(Dataset records)

⁂

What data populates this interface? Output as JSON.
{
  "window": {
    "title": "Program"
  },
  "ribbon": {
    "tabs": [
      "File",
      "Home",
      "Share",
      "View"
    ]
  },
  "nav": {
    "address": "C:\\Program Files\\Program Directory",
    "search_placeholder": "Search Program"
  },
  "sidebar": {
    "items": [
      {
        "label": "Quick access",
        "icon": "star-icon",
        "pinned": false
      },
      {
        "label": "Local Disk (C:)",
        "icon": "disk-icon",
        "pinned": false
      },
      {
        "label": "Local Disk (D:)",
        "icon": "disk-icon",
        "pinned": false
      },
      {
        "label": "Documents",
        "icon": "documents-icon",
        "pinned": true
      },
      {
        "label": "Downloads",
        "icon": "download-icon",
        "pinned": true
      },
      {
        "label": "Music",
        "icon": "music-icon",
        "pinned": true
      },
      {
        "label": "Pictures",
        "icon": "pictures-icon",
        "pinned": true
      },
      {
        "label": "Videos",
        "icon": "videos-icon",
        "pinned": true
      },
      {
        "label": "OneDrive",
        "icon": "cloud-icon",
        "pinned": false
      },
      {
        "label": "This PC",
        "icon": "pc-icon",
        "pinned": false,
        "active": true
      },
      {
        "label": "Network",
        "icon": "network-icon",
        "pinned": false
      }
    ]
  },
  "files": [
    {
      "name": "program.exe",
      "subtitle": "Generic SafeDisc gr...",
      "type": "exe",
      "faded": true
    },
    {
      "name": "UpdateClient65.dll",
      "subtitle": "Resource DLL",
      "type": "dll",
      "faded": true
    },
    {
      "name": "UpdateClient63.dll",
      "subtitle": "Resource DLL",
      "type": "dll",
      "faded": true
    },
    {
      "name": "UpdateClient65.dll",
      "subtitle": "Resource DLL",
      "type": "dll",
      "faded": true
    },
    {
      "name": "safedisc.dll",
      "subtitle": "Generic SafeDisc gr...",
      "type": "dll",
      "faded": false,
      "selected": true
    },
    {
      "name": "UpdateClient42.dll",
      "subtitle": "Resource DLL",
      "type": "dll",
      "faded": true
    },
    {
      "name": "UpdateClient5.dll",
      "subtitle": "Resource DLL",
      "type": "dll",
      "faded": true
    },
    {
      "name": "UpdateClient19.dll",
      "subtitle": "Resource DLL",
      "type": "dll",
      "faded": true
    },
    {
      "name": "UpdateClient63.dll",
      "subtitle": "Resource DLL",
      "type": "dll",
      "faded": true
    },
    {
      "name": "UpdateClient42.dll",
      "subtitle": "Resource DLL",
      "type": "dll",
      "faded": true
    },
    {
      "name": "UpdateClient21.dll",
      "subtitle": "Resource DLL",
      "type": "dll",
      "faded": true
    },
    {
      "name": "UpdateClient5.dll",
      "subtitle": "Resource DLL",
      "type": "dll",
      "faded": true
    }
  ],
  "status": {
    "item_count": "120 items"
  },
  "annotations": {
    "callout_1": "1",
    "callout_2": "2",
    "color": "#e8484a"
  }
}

⁂

• **SHORT EXERCISE**:
Set all of the records down again, exactly as they stand.

• **ANSWER TO THE TASK**:
What data populates this interface? Output as JSON.
{
  "window": {
    "title": "Program"
  },
  "ribbon": {
    "tabs": [
      "File",
      "Home",
      "Share",
      "View"
    ]
  },
  "nav": {
    "address": "C:\\Program Files\\Program Directory",
    "search_placeholder": "Search Program"
  },
  "sidebar": {
    "items": [
      {
        "label": "Quick access",
        "icon": "star-icon",
        "pinned": false
      },
      {
        "label": "Local Disk (C:)",
        "icon": "disk-icon",
        "pinned": false
      },
      {
        "label": "Local Disk (D:)",
        "icon": "disk-icon",
        "pinned": false
      },
      {
        "label": "Documents",
        "icon": "documents-icon",
        "pinned": true
      },
      {
        "label": "Downloads",
        "icon": "download-icon",
        "pinned": true
      },
      {
        "label": "Music",
        "icon": "music-icon",
        "pinned": true
      },
      {
        "label": "Pictures",
        "icon": "pictures-icon",
        "pinned": true
      },
      {
        "label": "Videos",
        "icon": "videos-icon",
        "pinned": true
      },
      {
        "label": "OneDrive",
        "icon": "cloud-icon",
        "pinned": false
      },
      {
        "label": "This PC",
        "icon": "pc-icon",
        "pinned": false,
        "active": true
      },
      {
        "label": "Network",
        "icon": "network-icon",
        "pinned": false
      }
    ]
  },
  "files": [
    {
      "name": "program.exe",
      "subtitle": "Generic SafeDisc gr...",
      "type": "exe",
      "faded": true
    },
    {
      "name": "UpdateClient65.dll",
      "subtitle": "Resource DLL",
      "type": "dll",
      "faded": true
    },
    {
      "name": "UpdateClient63.dll",
      "subtitle": "Resource DLL",
      "type": "dll",
      "faded": true
    },
    {
      "name": "UpdateClient65.dll",
      "subtitle": "Resource DLL",
      "type": "dll",
      "faded": true
    },
    {
      "name": "safedisc.dll",
      "subtitle": "Generic SafeDisc gr...",
      "type": "dll",
      "faded": false,
      "selected": true
    },
    {
      "name": "UpdateClient42.dll",
      "subtitle": "Resource DLL",
      "type": "dll",
      "faded": true
    },
    {
      "name": "UpdateClient5.dll",
      "subtitle": "Resource DLL",
      "type": "dll",
      "faded": true
    },
    {
      "name": "UpdateClient19.dll",
      "subtitle": "Resource DLL",
      "type": "dll",
      "faded": true
    },
    {
      "name": "UpdateClient63.dll",
      "subtitle": "Resource DLL",
      "type": "dll",
      "faded": true
    },
    {
      "name": "UpdateClient42.dll",
      "subtitle": "Resource DLL",
      "type": "dll",
      "faded": true
    },
    {
      "name": "UpdateClient21.dll",
      "subtitle": "Resource DLL",
      "type": "dll",
      "faded": true
    },
    {
      "name": "UpdateClient5.dll",
      "subtitle": "Resource DLL",
      "type": "dll",
      "faded": true
    }
  ],
  "status": {
    "item_count": "120 items"
  },
  "annotations": {
    "callout_1": "1",
    "callout_2": "2",
    "color": "#e8484a"
  }
}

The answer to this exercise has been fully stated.